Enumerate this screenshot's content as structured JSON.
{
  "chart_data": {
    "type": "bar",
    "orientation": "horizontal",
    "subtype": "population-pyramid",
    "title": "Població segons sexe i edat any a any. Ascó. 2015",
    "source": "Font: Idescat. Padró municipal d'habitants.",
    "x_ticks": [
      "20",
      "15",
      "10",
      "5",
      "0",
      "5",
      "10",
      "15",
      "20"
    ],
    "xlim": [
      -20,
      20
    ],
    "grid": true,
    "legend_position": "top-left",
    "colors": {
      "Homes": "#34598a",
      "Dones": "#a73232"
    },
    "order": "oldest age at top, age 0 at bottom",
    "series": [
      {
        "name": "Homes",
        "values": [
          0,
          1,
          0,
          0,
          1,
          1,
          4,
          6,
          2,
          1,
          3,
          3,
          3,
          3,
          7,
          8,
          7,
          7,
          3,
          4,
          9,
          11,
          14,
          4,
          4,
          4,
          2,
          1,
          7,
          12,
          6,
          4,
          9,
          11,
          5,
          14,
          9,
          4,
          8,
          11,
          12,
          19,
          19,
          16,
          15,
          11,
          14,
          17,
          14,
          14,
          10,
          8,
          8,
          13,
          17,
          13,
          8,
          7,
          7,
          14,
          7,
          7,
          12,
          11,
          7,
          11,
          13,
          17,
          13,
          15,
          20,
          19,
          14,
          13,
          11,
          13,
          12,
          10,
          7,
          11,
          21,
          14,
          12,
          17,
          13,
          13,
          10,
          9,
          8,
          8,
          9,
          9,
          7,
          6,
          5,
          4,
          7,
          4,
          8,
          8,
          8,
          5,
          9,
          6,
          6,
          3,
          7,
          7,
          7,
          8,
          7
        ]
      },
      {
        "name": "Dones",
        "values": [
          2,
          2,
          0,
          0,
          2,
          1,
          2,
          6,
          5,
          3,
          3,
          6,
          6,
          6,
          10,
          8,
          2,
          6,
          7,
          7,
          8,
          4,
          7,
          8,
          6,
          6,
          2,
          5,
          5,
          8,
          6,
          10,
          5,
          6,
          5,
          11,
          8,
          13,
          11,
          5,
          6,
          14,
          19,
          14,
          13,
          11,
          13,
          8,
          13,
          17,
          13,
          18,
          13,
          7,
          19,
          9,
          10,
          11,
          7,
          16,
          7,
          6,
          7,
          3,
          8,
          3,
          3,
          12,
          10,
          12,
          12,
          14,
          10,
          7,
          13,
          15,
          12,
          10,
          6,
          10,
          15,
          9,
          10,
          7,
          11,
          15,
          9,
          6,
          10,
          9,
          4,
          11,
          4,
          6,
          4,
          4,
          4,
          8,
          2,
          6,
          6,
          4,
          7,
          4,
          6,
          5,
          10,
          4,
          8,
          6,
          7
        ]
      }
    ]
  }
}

Exercise aim: Type out all of the material again, word for word.

Response below:
Enumerate this screenshot's content as structured JSON.
{
  "chart_data": {
    "type": "bar",
    "orientation": "horizontal",
    "subtype": "population-pyramid",
    "title": "Població segons sexe i edat any a any. Ascó. 2015",
    "source": "Font: Idescat. Padró municipal d'habitants.",
    "x_ticks": [
      "20",
      "15",
      "10",
      "5",
      "0",
      "5",
      "10",
      "15",
      "20"
    ],
    "xlim": [
      -20,
      20
    ],
    "grid": true,
    "legend_position": "top-left",
    "colors": {
      "Homes": "#34598a",
      "Dones": "#a73232"
    },
    "order": "oldest age at top, age 0 at bottom",
    "series": [
      {
        "name": "Homes",
        "values": [
          0,
          1,
          0,
          0,
          1,
          1,
          4,
          6,
          2,
          1,
          3,
          3,
          3,
          3,
          7,
          8,
          7,
          7,
          3,
          4,
          9,
          11,
          14,
          4,
          4,
          4,
          2,
          1,
          7,
          12,
          6,
          4,
          9,
          11,
          5,
          14,
          9,
          4,
          8,
          11,
          12,
          19,
          19,
          16,
          15,
          11,
          14,
          17,
          14,
          14,
          10,
          8,
          8,
          13,
          17,
          13,
          8,
          7,
          7,
          14,
          7,
          7,
          12,
          11,
          7,
          11,
          13,
          17,
          13,
          15,
          20,
          19,
          14,
          13,
          11,
          13,
          12,
          10,
          7,
          11,
          21,
          14,
          12,
          17,
          13,
          13,
          10,
          9,
          8,
          8,
          9,
          9,
          7,
          6,
          5,
          4,
          7,
          4,
          8,
          8,
          8,
          5,
          9,
          6,
          6,
          3,
          7,
          7,
          7,
          8,
          7
        ]
      },
      {
        "name": "Dones",
        "values": [
          2,
          2,
          0,
          0,
          2,
          1,
          2,
          6,
          5,
          3,
          3,
          6,
          6,
          6,
          10,
          8,
          2,
          6,
          7,
          7,
          8,
          4,
          7,
          8,
          6,
          6,
          2,
          5,
          5,
          8,
          6,
          10,
          5,
          6,
          5,
          11,
          8,
          13,
          11,
          5,
          6,
          14,
          19,
          14,
          13,
          11,
          13,
          8,
          13,
          17,
          13,
          18,
          13,
          7,
          19,
          9,
          10,
          11,
          7,
          16,
          7,
          6,
          7,
          3,
          8,
          3,
          3,
          12,
          10,
          12,
          12,
          14,
          10,
          7,
          13,
          15,
          12,
          10,
          6,
          10,
          15,
          9,
          10,
          7,
          11,
          15,
          9,
          6,
          10,
          9,
          4,
          11,
          4,
          6,
          4,
          4,
          4,
          8,
          2,
          6,
          6,
          4,
          7,
          4,
          6,
          5,
          10,
          4,
          8,
          6,
          7
        ]
      }
    ]
  }
}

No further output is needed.